## WHAT IS REQUIRED
Make an exact copy of all the entries, with the pictures left out.

[Records from a collection of figures]

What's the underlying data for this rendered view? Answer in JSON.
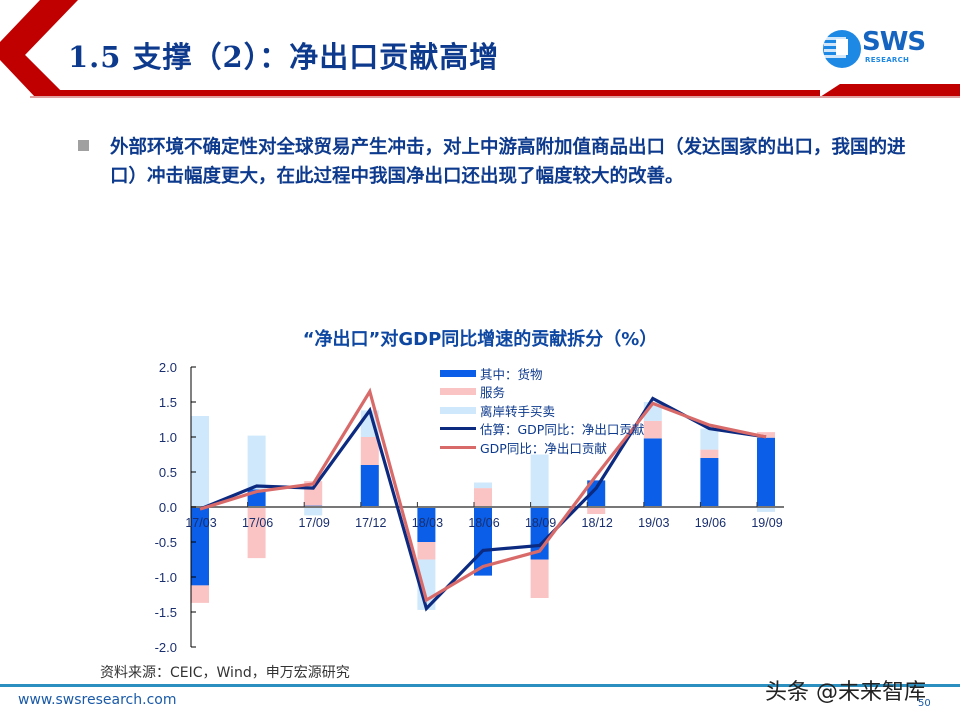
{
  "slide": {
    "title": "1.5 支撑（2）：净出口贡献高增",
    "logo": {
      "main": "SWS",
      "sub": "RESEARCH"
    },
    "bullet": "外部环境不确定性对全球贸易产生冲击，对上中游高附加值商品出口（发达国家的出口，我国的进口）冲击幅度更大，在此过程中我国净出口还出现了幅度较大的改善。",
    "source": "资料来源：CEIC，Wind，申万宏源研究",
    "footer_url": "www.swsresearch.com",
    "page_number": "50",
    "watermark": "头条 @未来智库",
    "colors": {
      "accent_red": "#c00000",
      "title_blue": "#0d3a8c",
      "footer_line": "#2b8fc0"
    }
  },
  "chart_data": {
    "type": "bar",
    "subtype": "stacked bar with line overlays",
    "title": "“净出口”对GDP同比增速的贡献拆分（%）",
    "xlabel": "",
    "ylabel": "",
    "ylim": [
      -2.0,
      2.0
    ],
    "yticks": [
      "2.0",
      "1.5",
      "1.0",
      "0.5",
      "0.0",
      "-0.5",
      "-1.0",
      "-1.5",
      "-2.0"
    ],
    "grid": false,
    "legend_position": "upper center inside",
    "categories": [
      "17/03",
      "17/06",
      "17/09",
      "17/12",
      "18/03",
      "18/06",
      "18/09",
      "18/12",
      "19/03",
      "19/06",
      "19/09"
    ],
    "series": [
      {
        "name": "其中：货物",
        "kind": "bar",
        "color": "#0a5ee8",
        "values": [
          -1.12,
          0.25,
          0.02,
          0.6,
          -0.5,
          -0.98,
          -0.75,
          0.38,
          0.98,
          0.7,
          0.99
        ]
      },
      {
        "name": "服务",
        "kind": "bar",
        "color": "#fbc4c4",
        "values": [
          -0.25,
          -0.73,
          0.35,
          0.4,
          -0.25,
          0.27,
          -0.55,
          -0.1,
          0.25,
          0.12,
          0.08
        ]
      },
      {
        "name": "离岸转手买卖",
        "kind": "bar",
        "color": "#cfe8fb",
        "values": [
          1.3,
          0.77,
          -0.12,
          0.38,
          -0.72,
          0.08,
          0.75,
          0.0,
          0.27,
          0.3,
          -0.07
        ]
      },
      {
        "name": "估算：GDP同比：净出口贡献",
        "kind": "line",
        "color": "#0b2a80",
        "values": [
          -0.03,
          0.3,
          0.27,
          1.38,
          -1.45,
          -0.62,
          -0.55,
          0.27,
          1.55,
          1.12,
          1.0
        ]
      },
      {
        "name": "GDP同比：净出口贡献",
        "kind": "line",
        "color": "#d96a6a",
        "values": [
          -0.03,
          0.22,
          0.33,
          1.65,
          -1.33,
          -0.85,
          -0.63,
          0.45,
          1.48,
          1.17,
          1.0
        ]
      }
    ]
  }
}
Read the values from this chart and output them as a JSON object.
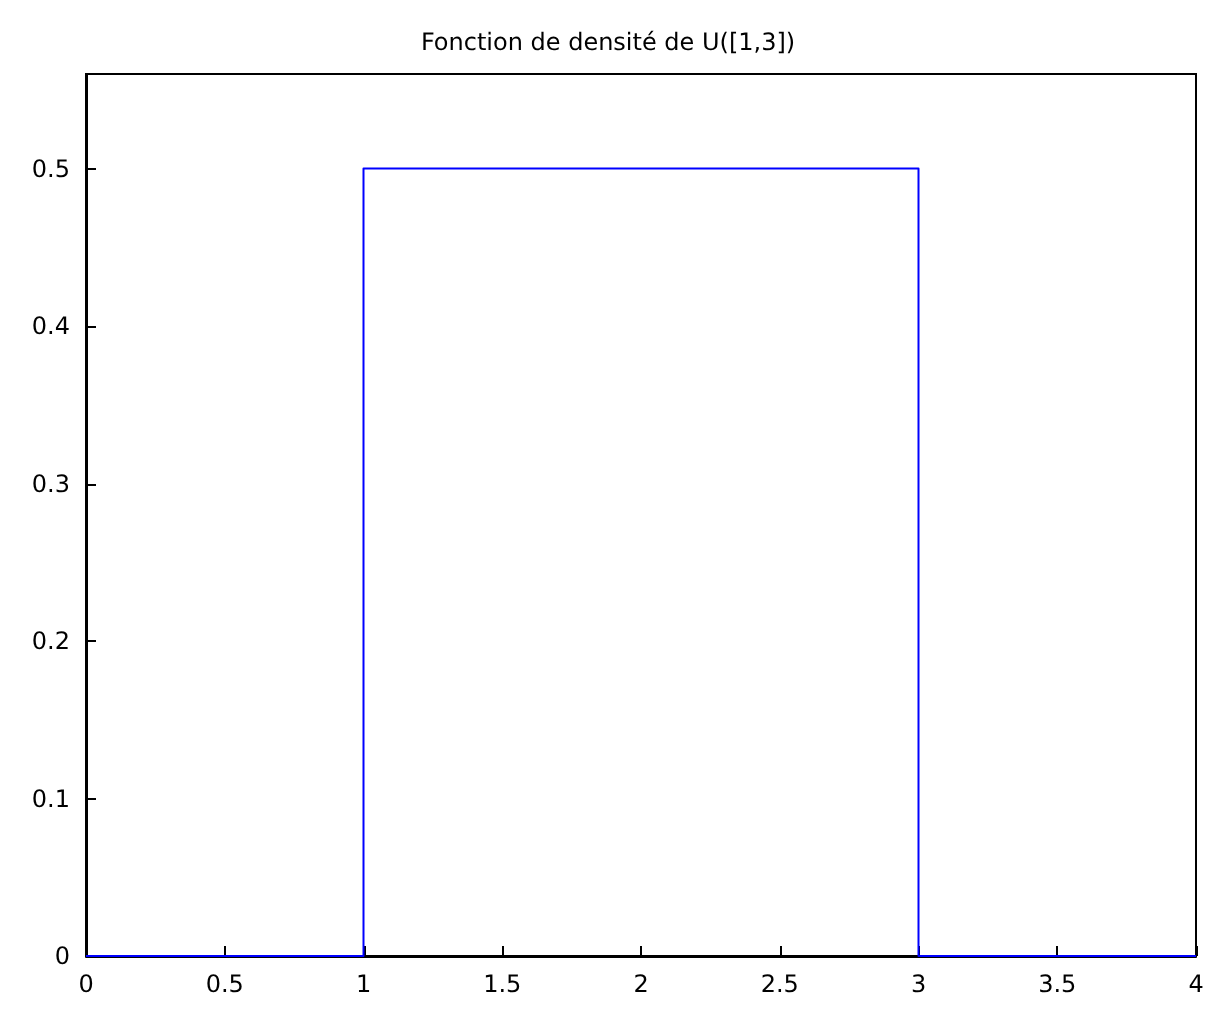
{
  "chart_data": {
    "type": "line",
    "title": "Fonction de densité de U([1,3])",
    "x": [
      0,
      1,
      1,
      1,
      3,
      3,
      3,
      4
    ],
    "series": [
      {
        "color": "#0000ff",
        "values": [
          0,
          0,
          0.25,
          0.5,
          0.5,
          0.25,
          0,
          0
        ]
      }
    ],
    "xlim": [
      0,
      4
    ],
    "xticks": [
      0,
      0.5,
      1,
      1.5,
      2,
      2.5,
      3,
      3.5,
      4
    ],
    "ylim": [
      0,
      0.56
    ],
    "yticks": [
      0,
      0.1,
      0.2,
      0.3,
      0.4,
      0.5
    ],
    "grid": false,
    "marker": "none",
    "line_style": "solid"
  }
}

## SOLUTION TO THE PROBLEM
What's the underlying data for this rendered view? Answer in JSON.
{
  "slide": {
    "title": "1.5 支撑（2）：净出口贡献高增",
    "logo": {
      "main": "SWS",
      "sub": "RESEARCH"
    },
    "bullet": "外部环境不确定性对全球贸易产生冲击，对上中游高附加值商品出口（发达国家的出口，我国的进口）冲击幅度更大，在此过程中我国净出口还出现了幅度较大的改善。",
    "source": "资料来源：CEIC，Wind，申万宏源研究",
    "footer_url": "www.swsresearch.com",
    "page_number": "50",
    "watermark": "头条 @未来智库",
    "colors": {
      "accent_red": "#c00000",
      "title_blue": "#0d3a8c",
      "footer_line": "#2b8fc0"
    }
  },
  "chart_data": {
    "type": "bar",
    "subtype": "stacked bar with line overlays",
    "title": "“净出口”对GDP同比增速的贡献拆分（%）",
    "xlabel": "",
    "ylabel": "",
    "ylim": [
      -2.0,
      2.0
    ],
    "yticks": [
      "2.0",
      "1.5",
      "1.0",
      "0.5",
      "0.0",
      "-0.5",
      "-1.0",
      "-1.5",
      "-2.0"
    ],
    "grid": false,
    "legend_position": "upper center inside",
    "categories": [
      "17/03",
      "17/06",
      "17/09",
      "17/12",
      "18/03",
      "18/06",
      "18/09",
      "18/12",
      "19/03",
      "19/06",
      "19/09"
    ],
    "series": [
      {
        "name": "其中：货物",
        "kind": "bar",
        "color": "#0a5ee8",
        "values": [
          -1.12,
          0.25,
          0.02,
          0.6,
          -0.5,
          -0.98,
          -0.75,
          0.38,
          0.98,
          0.7,
          0.99
        ]
      },
      {
        "name": "服务",
        "kind": "bar",
        "color": "#fbc4c4",
        "values": [
          -0.25,
          -0.73,
          0.35,
          0.4,
          -0.25,
          0.27,
          -0.55,
          -0.1,
          0.25,
          0.12,
          0.08
        ]
      },
      {
        "name": "离岸转手买卖",
        "kind": "bar",
        "color": "#cfe8fb",
        "values": [
          1.3,
          0.77,
          -0.12,
          0.38,
          -0.72,
          0.08,
          0.75,
          0.0,
          0.27,
          0.3,
          -0.07
        ]
      },
      {
        "name": "估算：GDP同比：净出口贡献",
        "kind": "line",
        "color": "#0b2a80",
        "values": [
          -0.03,
          0.3,
          0.27,
          1.38,
          -1.45,
          -0.62,
          -0.55,
          0.27,
          1.55,
          1.12,
          1.0
        ]
      },
      {
        "name": "GDP同比：净出口贡献",
        "kind": "line",
        "color": "#d96a6a",
        "values": [
          -0.03,
          0.22,
          0.33,
          1.65,
          -1.33,
          -0.85,
          -0.63,
          0.45,
          1.48,
          1.17,
          1.0
        ]
      }
    ]
  }
}
Read the values from this chart and output them as a JSON object.
{
  "chart_data": {
    "type": "line",
    "title": "Fonction de densité de U([1,3])",
    "x": [
      0,
      1,
      1,
      1,
      3,
      3,
      3,
      4
    ],
    "series": [
      {
        "color": "#0000ff",
        "values": [
          0,
          0,
          0.25,
          0.5,
          0.5,
          0.25,
          0,
          0
        ]
      }
    ],
    "xlim": [
      0,
      4
    ],
    "xticks": [
      0,
      0.5,
      1,
      1.5,
      2,
      2.5,
      3,
      3.5,
      4
    ],
    "ylim": [
      0,
      0.56
    ],
    "yticks": [
      0,
      0.1,
      0.2,
      0.3,
      0.4,
      0.5
    ],
    "grid": false,
    "marker": "none",
    "line_style": "solid"
  }
}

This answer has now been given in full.